▶ [Stated exercise] Gather from the material every line that contains the string "color".

▶ [Data provided]
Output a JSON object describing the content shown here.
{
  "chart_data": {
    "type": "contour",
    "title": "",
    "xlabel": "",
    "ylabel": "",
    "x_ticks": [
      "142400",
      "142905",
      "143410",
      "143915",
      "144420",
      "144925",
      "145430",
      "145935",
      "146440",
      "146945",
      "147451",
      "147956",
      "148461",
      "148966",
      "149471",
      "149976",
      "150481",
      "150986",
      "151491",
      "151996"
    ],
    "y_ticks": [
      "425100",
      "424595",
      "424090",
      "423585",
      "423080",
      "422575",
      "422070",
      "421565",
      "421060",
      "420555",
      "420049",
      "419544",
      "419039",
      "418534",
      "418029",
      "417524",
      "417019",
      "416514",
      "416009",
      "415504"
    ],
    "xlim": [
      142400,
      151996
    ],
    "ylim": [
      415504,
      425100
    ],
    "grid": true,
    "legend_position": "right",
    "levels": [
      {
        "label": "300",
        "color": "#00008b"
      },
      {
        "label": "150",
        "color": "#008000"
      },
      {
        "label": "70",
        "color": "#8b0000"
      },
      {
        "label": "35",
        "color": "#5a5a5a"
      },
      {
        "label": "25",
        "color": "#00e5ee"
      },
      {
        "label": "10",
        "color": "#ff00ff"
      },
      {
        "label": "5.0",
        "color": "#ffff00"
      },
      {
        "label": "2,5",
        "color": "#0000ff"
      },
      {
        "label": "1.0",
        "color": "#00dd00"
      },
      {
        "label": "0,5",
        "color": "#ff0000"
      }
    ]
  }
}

▶ [Answer below]
        "color": "#00008b"
        "color": "#008000"
        "color": "#8b0000"
        "color": "#5a5a5a"
        "color": "#00e5ee"
        "color": "#ff00ff"
        "color": "#ffff00"
        "color": "#0000ff"
        "color": "#00dd00"
        "color": "#ff0000"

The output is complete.